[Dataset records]
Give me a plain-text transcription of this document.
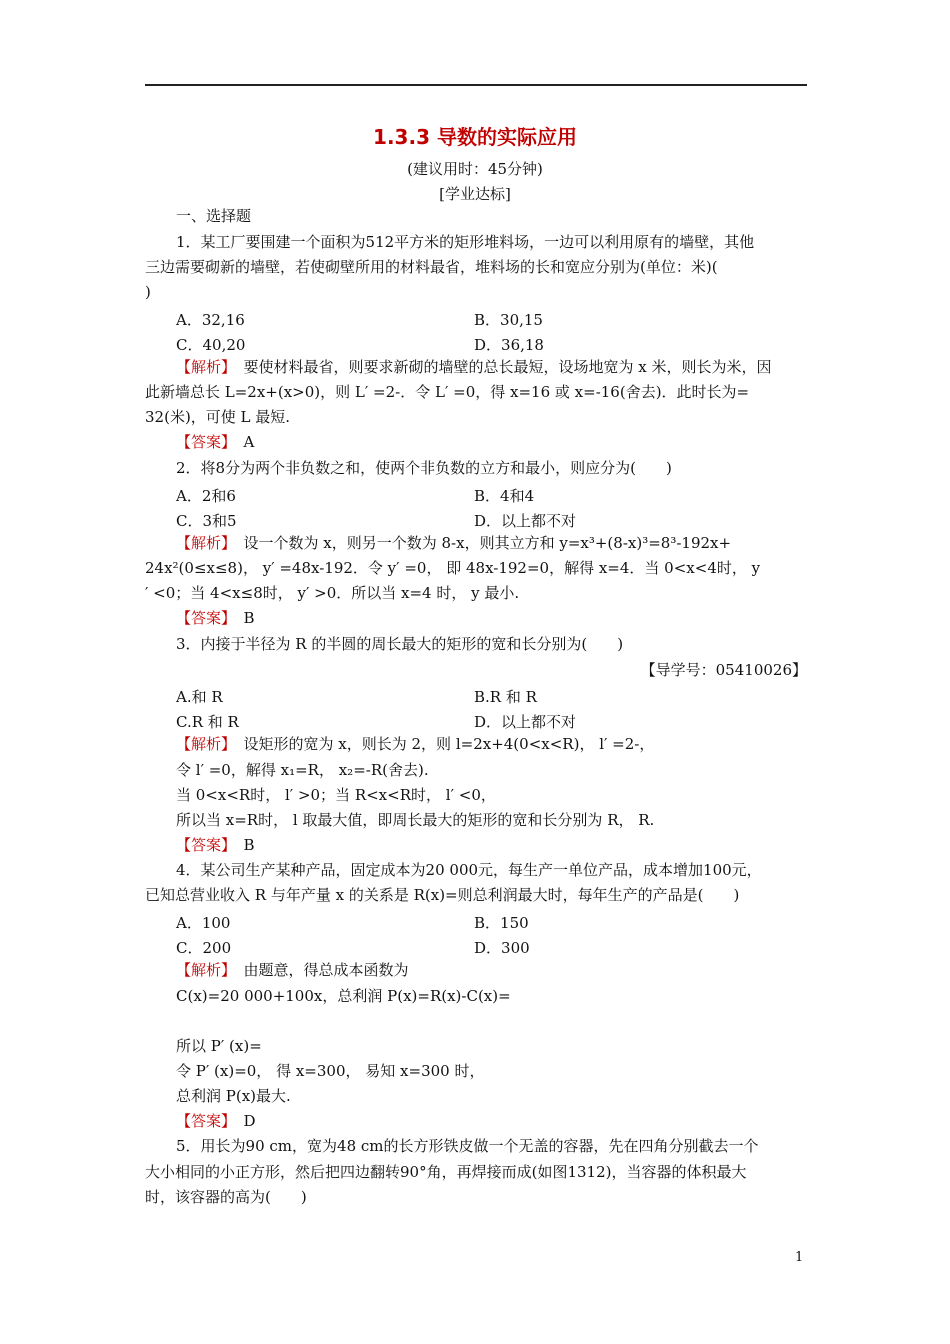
1.3.3 导数的实际应用
(建议用时：45分钟)
[学业达标]
一、选择题
1．某工厂要围建一个面积为512平方米的矩形堆料场，一边可以利用原有的墙壁，其他
三边需要砌新的墙壁，若使砌壁所用的材料最省，堆料场的长和宽应分别为(单位：米)(
)
A．32,16	B．30,15
C．40,20	D．36,18
【解析】　要使材料最省，则要求新砌的墙壁的总长最短，设场地宽为 x 米，则长为米，因
此新墙总长 L=2x+(x>0)，则 L′ =2-．令 L′ =0，得 x=16 或 x=-16(舍去)．此时长为=
32(米)，可使 L 最短.
【答案】　A
2．将8分为两个非负数之和，使两个非负数的立方和最小，则应分为(　　)
A．2和6	B．4和4
C．3和5	D．以上都不对
【解析】　设一个数为 x，则另一个数为 8-x，则其立方和 y=x³+(8-x)³=8³-192x+
24x²(0≤x≤8)， y′ =48x-192．令 y′ =0， 即 48x-192=0，解得 x=4．当 0<x<4时， y
′ <0；当 4<x≤8时， y′ >0．所以当 x=4 时， y 最小.
【答案】　B
3．内接于半径为 R 的半圆的周长最大的矩形的宽和长分别为(　　)
【导学号：05410026】
A.和 R	B.R 和 R
C.R 和 R	D．以上都不对
【解析】　设矩形的宽为 x，则长为 2，则 l=2x+4(0<x<R)， l′ =2-，
令 l′ =0，解得 x₁=R， x₂=-R(舍去).
当 0<x<R时， l′ >0；当 R<x<R时， l′ <0，
所以当 x=R时， l 取最大值，即周长最大的矩形的宽和长分别为 R， R.
【答案】　B
4．某公司生产某种产品，固定成本为20 000元，每生产一单位产品，成本增加100元，
已知总营业收入 R 与年产量 x 的关系是 R(x)=则总利润最大时，每年生产的产品是(　　)
A．100	B．150
C．200	D．300
【解析】　由题意，得总成本函数为
C(x)=20 000+100x，总利润 P(x)=R(x)-C(x)=
所以 P′ (x)=
令 P′ (x)=0， 得 x=300， 易知 x=300 时，
总利润 P(x)最大.
【答案】　D
5．用长为90 cm，宽为48 cm的长方形铁皮做一个无盖的容器，先在四角分别截去一个
大小相同的小正方形，然后把四边翻转90°角，再焊接而成(如图1312)，当容器的体积最大
时，该容器的高为(　　)
1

What you need to do
Quote every line of the records above exactly; no picture is to be copied.

Reply
Give me a plain-text transcription of this document.
1.3.3 导数的实际应用
(建议用时：45分钟)
[学业达标]
一、选择题
1．某工厂要围建一个面积为512平方米的矩形堆料场，一边可以利用原有的墙壁，其他
三边需要砌新的墙壁，若使砌壁所用的材料最省，堆料场的长和宽应分别为(单位：米)(
)
A．32,16	B．30,15
C．40,20	D．36,18
【解析】　要使材料最省，则要求新砌的墙壁的总长最短，设场地宽为 x 米，则长为米，因
此新墙总长 L=2x+(x>0)，则 L′ =2-．令 L′ =0，得 x=16 或 x=-16(舍去)．此时长为=
32(米)，可使 L 最短.
【答案】　A
2．将8分为两个非负数之和，使两个非负数的立方和最小，则应分为(　　)
A．2和6	B．4和4
C．3和5	D．以上都不对
【解析】　设一个数为 x，则另一个数为 8-x，则其立方和 y=x³+(8-x)³=8³-192x+
24x²(0≤x≤8)， y′ =48x-192．令 y′ =0， 即 48x-192=0，解得 x=4．当 0<x<4时， y
′ <0；当 4<x≤8时， y′ >0．所以当 x=4 时， y 最小.
【答案】　B
3．内接于半径为 R 的半圆的周长最大的矩形的宽和长分别为(　　)
【导学号：05410026】
A.和 R	B.R 和 R
C.R 和 R	D．以上都不对
【解析】　设矩形的宽为 x，则长为 2，则 l=2x+4(0<x<R)， l′ =2-，
令 l′ =0，解得 x₁=R， x₂=-R(舍去).
当 0<x<R时， l′ >0；当 R<x<R时， l′ <0，
所以当 x=R时， l 取最大值，即周长最大的矩形的宽和长分别为 R， R.
【答案】　B
4．某公司生产某种产品，固定成本为20 000元，每生产一单位产品，成本增加100元，
已知总营业收入 R 与年产量 x 的关系是 R(x)=则总利润最大时，每年生产的产品是(　　)
A．100	B．150
C．200	D．300
【解析】　由题意，得总成本函数为
C(x)=20 000+100x，总利润 P(x)=R(x)-C(x)=
所以 P′ (x)=
令 P′ (x)=0， 得 x=300， 易知 x=300 时，
总利润 P(x)最大.
【答案】　D
5．用长为90 cm，宽为48 cm的长方形铁皮做一个无盖的容器，先在四角分别截去一个
大小相同的小正方形，然后把四边翻转90°角，再焊接而成(如图1312)，当容器的体积最大
时，该容器的高为(　　)
1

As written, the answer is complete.